━━━━━ Record list ━━━━━

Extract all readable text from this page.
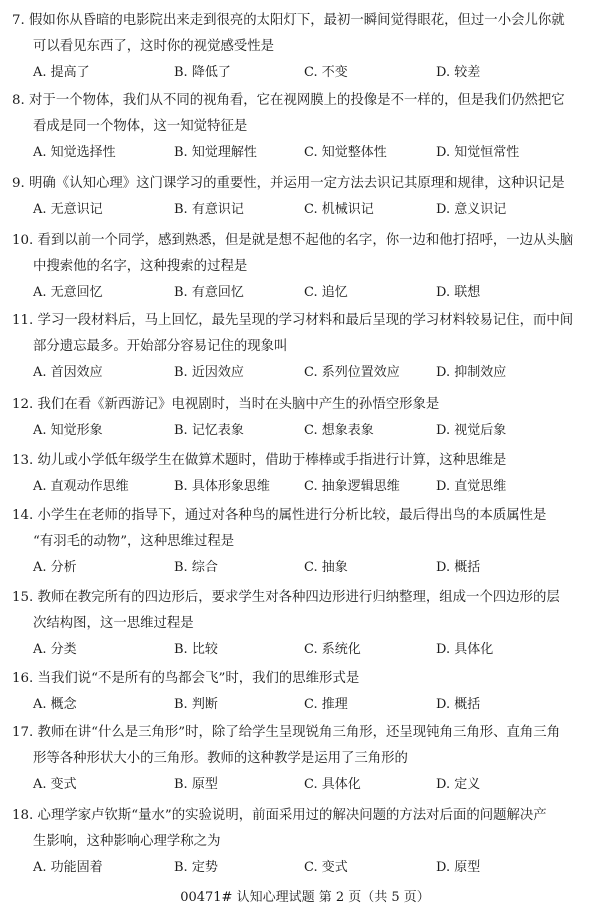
7. 假如你从昏暗的电影院出来走到很亮的太阳灯下，最初一瞬间觉得眼花，但过一小会儿你就

可以看见东西了，这时你的视觉感受性是

A. 提高了	B. 降低了	C. 不变	D. 较差

8. 对于一个物体，我们从不同的视角看，它在视网膜上的投像是不一样的，但是我们仍然把它

看成是同一个物体，这一知觉特征是

A. 知觉选择性	B. 知觉理解性	C. 知觉整体性	D. 知觉恒常性

9. 明确《认知心理》这门课学习的重要性，并运用一定方法去识记其原理和规律，这种识记是

A. 无意识记	B. 有意识记	C. 机械识记	D. 意义识记

10. 看到以前一个同学，感到熟悉，但是就是想不起他的名字，你一边和他打招呼，一边从头脑

中搜索他的名字，这种搜索的过程是

A. 无意回忆	B. 有意回忆	C. 追忆	D. 联想

11. 学习一段材料后，马上回忆，最先呈现的学习材料和最后呈现的学习材料较易记住，而中间

部分遗忘最多。开始部分容易记住的现象叫

A. 首因效应	B. 近因效应	C. 系列位置效应	D. 抑制效应

12. 我们在看《新西游记》电视剧时，当时在头脑中产生的孙悟空形象是

A. 知觉形象	B. 记忆表象	C. 想象表象	D. 视觉后象

13. 幼儿或小学低年级学生在做算术题时，借助于棒棒或手指进行计算，这种思维是

A. 直观动作思维	B. 具体形象思维	C. 抽象逻辑思维	D. 直觉思维

14. 小学生在老师的指导下，通过对各种鸟的属性进行分析比较，最后得出鸟的本质属性是

“有羽毛的动物”，这种思维过程是

A. 分析	B. 综合	C. 抽象	D. 概括

15. 教师在教完所有的四边形后，要求学生对各种四边形进行归纳整理，组成一个四边形的层

次结构图，这一思维过程是

A. 分类	B. 比较	C. 系统化	D. 具体化

16. 当我们说“不是所有的鸟都会飞”时，我们的思维形式是

A. 概念	B. 判断	C. 推理	D. 概括

17. 教师在讲“什么是三角形”时，除了给学生呈现锐角三角形，还呈现钝角三角形、直角三角

形等各种形状大小的三角形。教师的这种教学是运用了三角形的

A. 变式	B. 原型	C. 具体化	D. 定义

18. 心理学家卢钦斯“量水”的实验说明，前面采用过的解决问题的方法对后面的问题解决产

生影响，这种影响心理学称之为

A. 功能固着	B. 定势	C. 变式	D. 原型
00471# 认知心理试题 第 2 页（共 5 页）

━━━━━

* **Required work**: Extract all the entries word for word; omit any pictures.

* **Result for this exercise**:
Extract all readable text from this page.
7. 假如你从昏暗的电影院出来走到很亮的太阳灯下，最初一瞬间觉得眼花，但过一小会儿你就

可以看见东西了，这时你的视觉感受性是

A. 提高了	B. 降低了	C. 不变	D. 较差

8. 对于一个物体，我们从不同的视角看，它在视网膜上的投像是不一样的，但是我们仍然把它

看成是同一个物体，这一知觉特征是

A. 知觉选择性	B. 知觉理解性	C. 知觉整体性	D. 知觉恒常性

9. 明确《认知心理》这门课学习的重要性，并运用一定方法去识记其原理和规律，这种识记是

A. 无意识记	B. 有意识记	C. 机械识记	D. 意义识记

10. 看到以前一个同学，感到熟悉，但是就是想不起他的名字，你一边和他打招呼，一边从头脑

中搜索他的名字，这种搜索的过程是

A. 无意回忆	B. 有意回忆	C. 追忆	D. 联想

11. 学习一段材料后，马上回忆，最先呈现的学习材料和最后呈现的学习材料较易记住，而中间

部分遗忘最多。开始部分容易记住的现象叫

A. 首因效应	B. 近因效应	C. 系列位置效应	D. 抑制效应

12. 我们在看《新西游记》电视剧时，当时在头脑中产生的孙悟空形象是

A. 知觉形象	B. 记忆表象	C. 想象表象	D. 视觉后象

13. 幼儿或小学低年级学生在做算术题时，借助于棒棒或手指进行计算，这种思维是

A. 直观动作思维	B. 具体形象思维	C. 抽象逻辑思维	D. 直觉思维

14. 小学生在老师的指导下，通过对各种鸟的属性进行分析比较，最后得出鸟的本质属性是

“有羽毛的动物”，这种思维过程是

A. 分析	B. 综合	C. 抽象	D. 概括

15. 教师在教完所有的四边形后，要求学生对各种四边形进行归纳整理，组成一个四边形的层

次结构图，这一思维过程是

A. 分类	B. 比较	C. 系统化	D. 具体化

16. 当我们说“不是所有的鸟都会飞”时，我们的思维形式是

A. 概念	B. 判断	C. 推理	D. 概括

17. 教师在讲“什么是三角形”时，除了给学生呈现锐角三角形，还呈现钝角三角形、直角三角

形等各种形状大小的三角形。教师的这种教学是运用了三角形的

A. 变式	B. 原型	C. 具体化	D. 定义

18. 心理学家卢钦斯“量水”的实验说明，前面采用过的解决问题的方法对后面的问题解决产

生影响，这种影响心理学称之为

A. 功能固着	B. 定势	C. 变式	D. 原型
00471# 认知心理试题 第 2 页（共 5 页）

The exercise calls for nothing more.